What the exercise asks. Find all lines in the listing that include the word "Runoff", then copy them.

Data shown.

◇ ◇ ◇ ◇

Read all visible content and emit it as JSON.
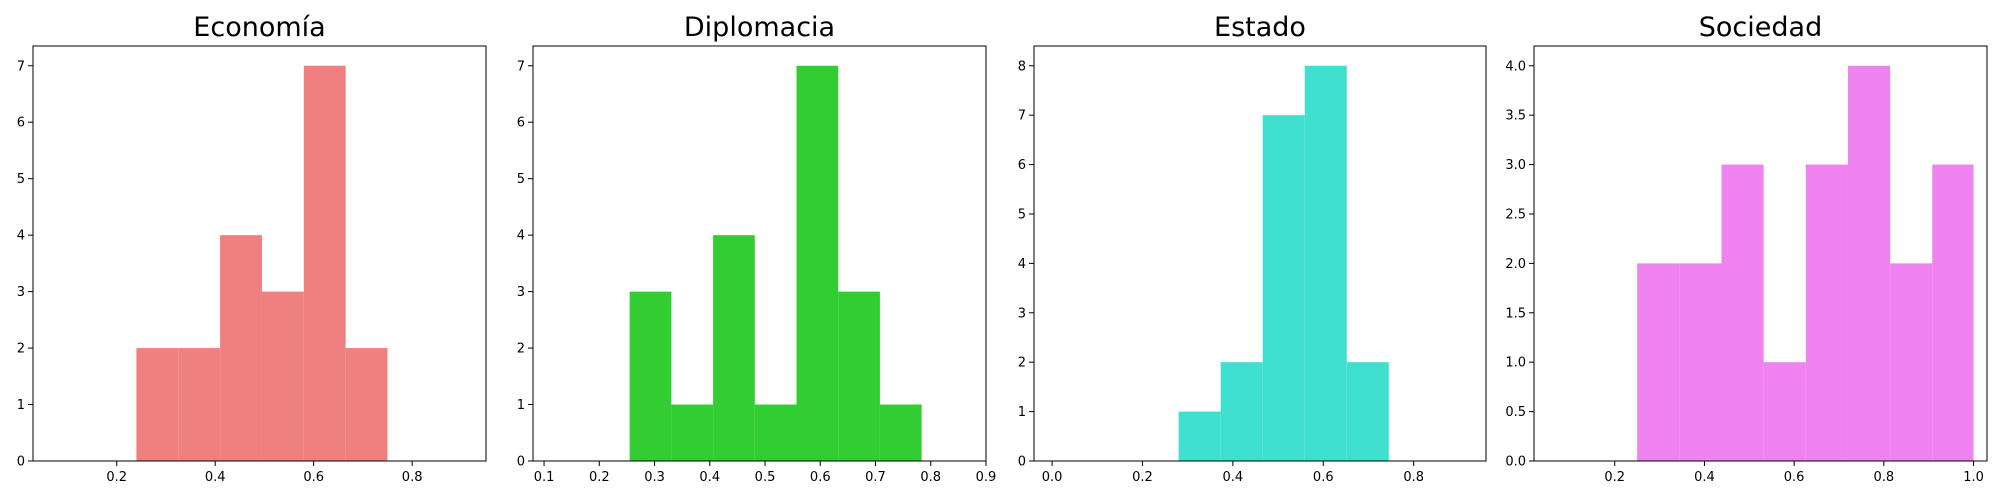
{
  "chart_data": [
    {
      "type": "bar",
      "subtype": "histogram",
      "title": "Economía",
      "color": "#f08080",
      "xlim": [
        0.03,
        0.95
      ],
      "ylim": [
        0,
        7.35
      ],
      "xticks": [
        "0.2",
        "0.4",
        "0.6",
        "0.8"
      ],
      "yticks": [
        "0",
        "1",
        "2",
        "3",
        "4",
        "5",
        "6",
        "7"
      ],
      "bins": [
        {
          "x0": 0.24,
          "x1": 0.325,
          "count": 2
        },
        {
          "x0": 0.325,
          "x1": 0.41,
          "count": 2
        },
        {
          "x0": 0.41,
          "x1": 0.495,
          "count": 4
        },
        {
          "x0": 0.495,
          "x1": 0.58,
          "count": 3
        },
        {
          "x0": 0.58,
          "x1": 0.665,
          "count": 7
        },
        {
          "x0": 0.665,
          "x1": 0.75,
          "count": 2
        }
      ]
    },
    {
      "type": "bar",
      "subtype": "histogram",
      "title": "Diplomacia",
      "color": "#32cd32",
      "xlim": [
        0.08,
        0.9
      ],
      "ylim": [
        0,
        7.35
      ],
      "xticks": [
        "0.1",
        "0.2",
        "0.3",
        "0.4",
        "0.5",
        "0.6",
        "0.7",
        "0.8",
        "0.9"
      ],
      "yticks": [
        "0",
        "1",
        "2",
        "3",
        "4",
        "5",
        "6",
        "7"
      ],
      "bins": [
        {
          "x0": 0.255,
          "x1": 0.3305,
          "count": 3
        },
        {
          "x0": 0.3305,
          "x1": 0.406,
          "count": 1
        },
        {
          "x0": 0.406,
          "x1": 0.4815,
          "count": 4
        },
        {
          "x0": 0.4815,
          "x1": 0.557,
          "count": 1
        },
        {
          "x0": 0.557,
          "x1": 0.6325,
          "count": 7
        },
        {
          "x0": 0.6325,
          "x1": 0.708,
          "count": 3
        },
        {
          "x0": 0.708,
          "x1": 0.7835,
          "count": 1
        }
      ]
    },
    {
      "type": "bar",
      "subtype": "histogram",
      "title": "Estado",
      "color": "#40e0d0",
      "xlim": [
        -0.04,
        0.96
      ],
      "ylim": [
        0,
        8.4
      ],
      "xticks": [
        "0.0",
        "0.2",
        "0.4",
        "0.6",
        "0.8"
      ],
      "yticks": [
        "0",
        "1",
        "2",
        "3",
        "4",
        "5",
        "6",
        "7",
        "8"
      ],
      "bins": [
        {
          "x0": 0.28,
          "x1": 0.373,
          "count": 1
        },
        {
          "x0": 0.373,
          "x1": 0.466,
          "count": 2
        },
        {
          "x0": 0.466,
          "x1": 0.559,
          "count": 7
        },
        {
          "x0": 0.559,
          "x1": 0.652,
          "count": 8
        },
        {
          "x0": 0.652,
          "x1": 0.745,
          "count": 2
        }
      ]
    },
    {
      "type": "bar",
      "subtype": "histogram",
      "title": "Sociedad",
      "color": "#ee82ee",
      "xlim": [
        0.02,
        1.03
      ],
      "ylim": [
        0,
        4.2
      ],
      "xticks": [
        "0.2",
        "0.4",
        "0.6",
        "0.8",
        "1.0"
      ],
      "yticks": [
        "0.0",
        "0.5",
        "1.0",
        "1.5",
        "2.0",
        "2.5",
        "3.0",
        "3.5",
        "4.0"
      ],
      "bins": [
        {
          "x0": 0.25,
          "x1": 0.344,
          "count": 2
        },
        {
          "x0": 0.344,
          "x1": 0.438,
          "count": 2
        },
        {
          "x0": 0.438,
          "x1": 0.532,
          "count": 3
        },
        {
          "x0": 0.532,
          "x1": 0.626,
          "count": 1
        },
        {
          "x0": 0.626,
          "x1": 0.72,
          "count": 3
        },
        {
          "x0": 0.72,
          "x1": 0.814,
          "count": 4
        },
        {
          "x0": 0.814,
          "x1": 0.908,
          "count": 2
        },
        {
          "x0": 0.908,
          "x1": 1.0,
          "count": 3
        }
      ]
    }
  ]
}
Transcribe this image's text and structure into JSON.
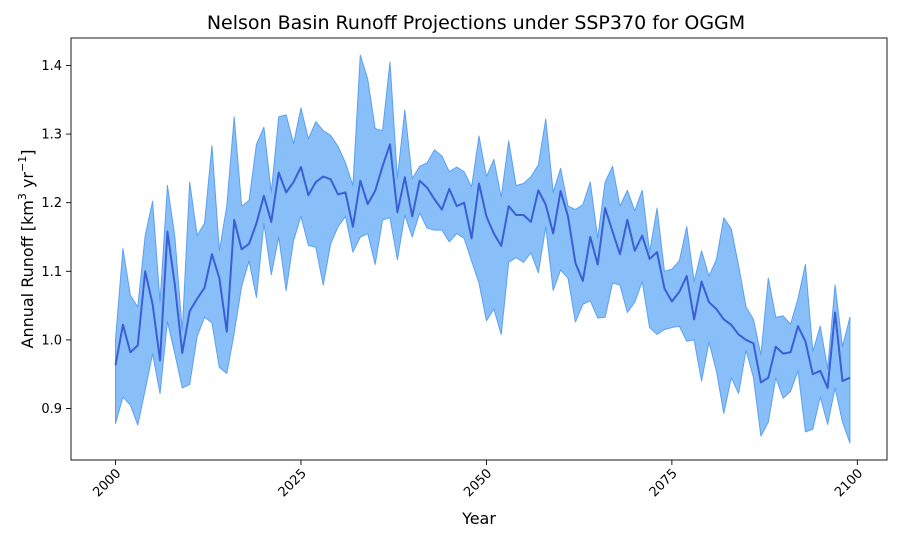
{
  "chart_data": {
    "type": "area",
    "title": "Nelson Basin Runoff Projections under SSP370 for OGGM",
    "xlabel": "Year",
    "ylabel_parts": {
      "prefix": "Annual Runoff [km",
      "sup1": "3",
      "middle": " yr",
      "sup2": "−1",
      "suffix": "]"
    },
    "xlim": [
      1994,
      2104
    ],
    "ylim": [
      0.825,
      1.44
    ],
    "xticks": [
      2000,
      2025,
      2050,
      2075,
      2100
    ],
    "xtick_labels": [
      "2000",
      "2025",
      "2050",
      "2075",
      "2100"
    ],
    "yticks": [
      0.9,
      1.0,
      1.1,
      1.2,
      1.3,
      1.4
    ],
    "ytick_labels": [
      "0.9",
      "1.0",
      "1.1",
      "1.2",
      "1.3",
      "1.4"
    ],
    "colors": {
      "band_fill": "#89bff9",
      "band_edge": "#5c9ff0",
      "mean_line": "#3a5fd4"
    },
    "x": [
      2000,
      2001,
      2002,
      2003,
      2004,
      2005,
      2006,
      2007,
      2008,
      2009,
      2010,
      2011,
      2012,
      2013,
      2014,
      2015,
      2016,
      2017,
      2018,
      2019,
      2020,
      2021,
      2022,
      2023,
      2024,
      2025,
      2026,
      2027,
      2028,
      2029,
      2030,
      2031,
      2032,
      2033,
      2034,
      2035,
      2036,
      2037,
      2038,
      2039,
      2040,
      2041,
      2042,
      2043,
      2044,
      2045,
      2046,
      2047,
      2048,
      2049,
      2050,
      2051,
      2052,
      2053,
      2054,
      2055,
      2056,
      2057,
      2058,
      2059,
      2060,
      2061,
      2062,
      2063,
      2064,
      2065,
      2066,
      2067,
      2068,
      2069,
      2070,
      2071,
      2072,
      2073,
      2074,
      2075,
      2076,
      2077,
      2078,
      2079,
      2080,
      2081,
      2082,
      2083,
      2084,
      2085,
      2086,
      2087,
      2088,
      2089,
      2090,
      2091,
      2092,
      2093,
      2094,
      2095,
      2096,
      2097,
      2098,
      2099
    ],
    "series": [
      {
        "name": "mean",
        "values": [
          0.963,
          1.022,
          0.982,
          0.992,
          1.1,
          1.052,
          0.97,
          1.158,
          1.08,
          0.981,
          1.042,
          1.06,
          1.076,
          1.125,
          1.09,
          1.012,
          1.175,
          1.132,
          1.14,
          1.17,
          1.21,
          1.172,
          1.244,
          1.215,
          1.23,
          1.252,
          1.211,
          1.23,
          1.238,
          1.234,
          1.212,
          1.215,
          1.165,
          1.232,
          1.198,
          1.217,
          1.253,
          1.285,
          1.186,
          1.237,
          1.18,
          1.232,
          1.222,
          1.205,
          1.19,
          1.22,
          1.195,
          1.2,
          1.148,
          1.228,
          1.18,
          1.155,
          1.137,
          1.195,
          1.182,
          1.182,
          1.172,
          1.218,
          1.197,
          1.155,
          1.217,
          1.18,
          1.112,
          1.086,
          1.15,
          1.11,
          1.192,
          1.158,
          1.125,
          1.175,
          1.13,
          1.152,
          1.118,
          1.128,
          1.075,
          1.056,
          1.07,
          1.093,
          1.03,
          1.085,
          1.055,
          1.045,
          1.03,
          1.022,
          1.008,
          1.0,
          0.995,
          0.938,
          0.945,
          0.99,
          0.98,
          0.982,
          1.02,
          0.998,
          0.95,
          0.955,
          0.93,
          1.04,
          0.94,
          0.945
        ]
      },
      {
        "name": "upper",
        "values": [
          1.0,
          1.133,
          1.065,
          1.048,
          1.152,
          1.202,
          1.055,
          1.225,
          1.15,
          1.013,
          1.23,
          1.152,
          1.17,
          1.283,
          1.13,
          1.195,
          1.325,
          1.195,
          1.203,
          1.285,
          1.31,
          1.215,
          1.325,
          1.328,
          1.286,
          1.338,
          1.293,
          1.318,
          1.305,
          1.298,
          1.282,
          1.258,
          1.225,
          1.415,
          1.38,
          1.308,
          1.305,
          1.405,
          1.235,
          1.335,
          1.235,
          1.253,
          1.258,
          1.277,
          1.268,
          1.245,
          1.252,
          1.245,
          1.223,
          1.297,
          1.238,
          1.263,
          1.208,
          1.29,
          1.225,
          1.228,
          1.238,
          1.255,
          1.322,
          1.215,
          1.25,
          1.195,
          1.19,
          1.197,
          1.23,
          1.148,
          1.23,
          1.253,
          1.195,
          1.218,
          1.188,
          1.218,
          1.128,
          1.192,
          1.1,
          1.103,
          1.115,
          1.165,
          1.085,
          1.13,
          1.093,
          1.117,
          1.178,
          1.162,
          1.108,
          1.048,
          1.03,
          0.978,
          1.09,
          1.033,
          1.035,
          1.023,
          1.06,
          1.11,
          0.983,
          1.02,
          0.958,
          1.08,
          0.99,
          1.033
        ]
      },
      {
        "name": "lower",
        "values": [
          0.878,
          0.917,
          0.905,
          0.876,
          0.927,
          0.98,
          0.922,
          1.027,
          0.98,
          0.93,
          0.935,
          1.005,
          1.033,
          1.025,
          0.96,
          0.951,
          1.01,
          1.078,
          1.115,
          1.062,
          1.17,
          1.095,
          1.15,
          1.072,
          1.145,
          1.18,
          1.138,
          1.135,
          1.08,
          1.14,
          1.165,
          1.18,
          1.128,
          1.15,
          1.155,
          1.11,
          1.175,
          1.178,
          1.117,
          1.182,
          1.15,
          1.185,
          1.163,
          1.16,
          1.16,
          1.143,
          1.155,
          1.148,
          1.115,
          1.083,
          1.028,
          1.045,
          1.008,
          1.113,
          1.12,
          1.113,
          1.127,
          1.098,
          1.165,
          1.072,
          1.102,
          1.09,
          1.026,
          1.052,
          1.057,
          1.032,
          1.033,
          1.083,
          1.08,
          1.04,
          1.055,
          1.085,
          1.018,
          1.008,
          1.015,
          1.018,
          1.02,
          0.998,
          1.0,
          0.94,
          0.997,
          0.955,
          0.893,
          0.945,
          0.922,
          0.985,
          0.945,
          0.86,
          0.88,
          0.945,
          0.915,
          0.925,
          0.955,
          0.866,
          0.87,
          0.917,
          0.877,
          0.93,
          0.88,
          0.85
        ]
      }
    ]
  }
}
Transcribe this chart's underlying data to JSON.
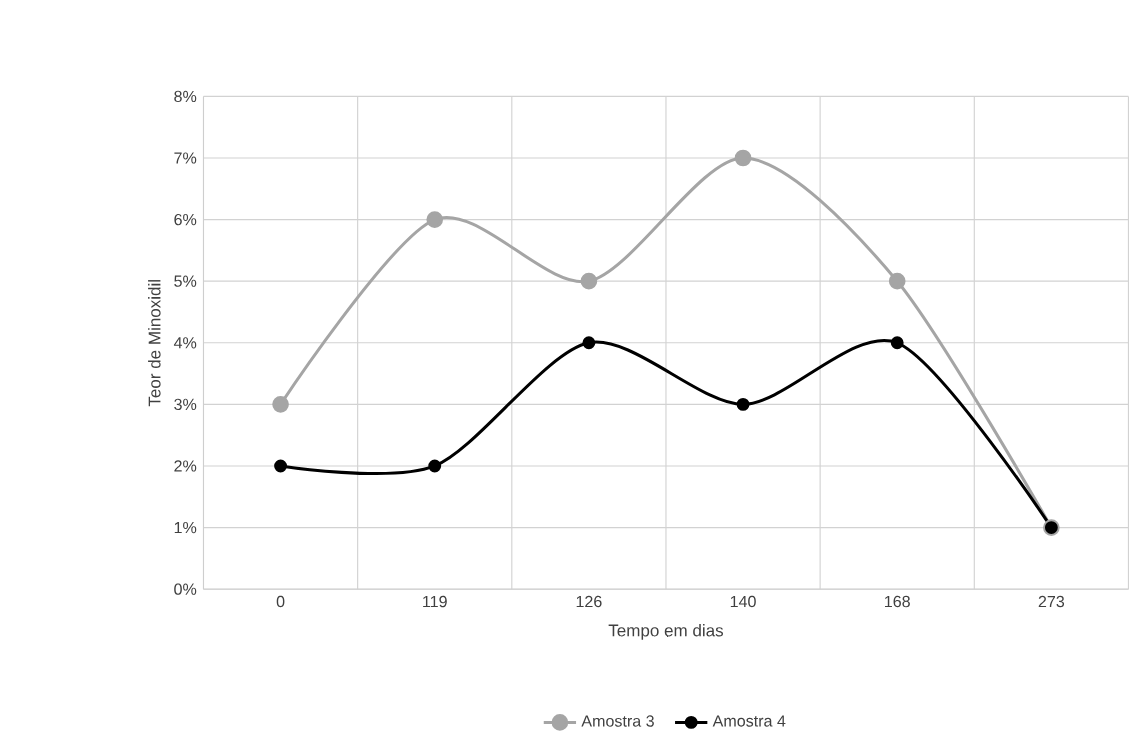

◇ ◇ ◇ ◇

Task solution.
    "title": "Nelson Basin Runoff Projections under SSP370 for OGGM",
      "prefix": "Annual Runoff [km",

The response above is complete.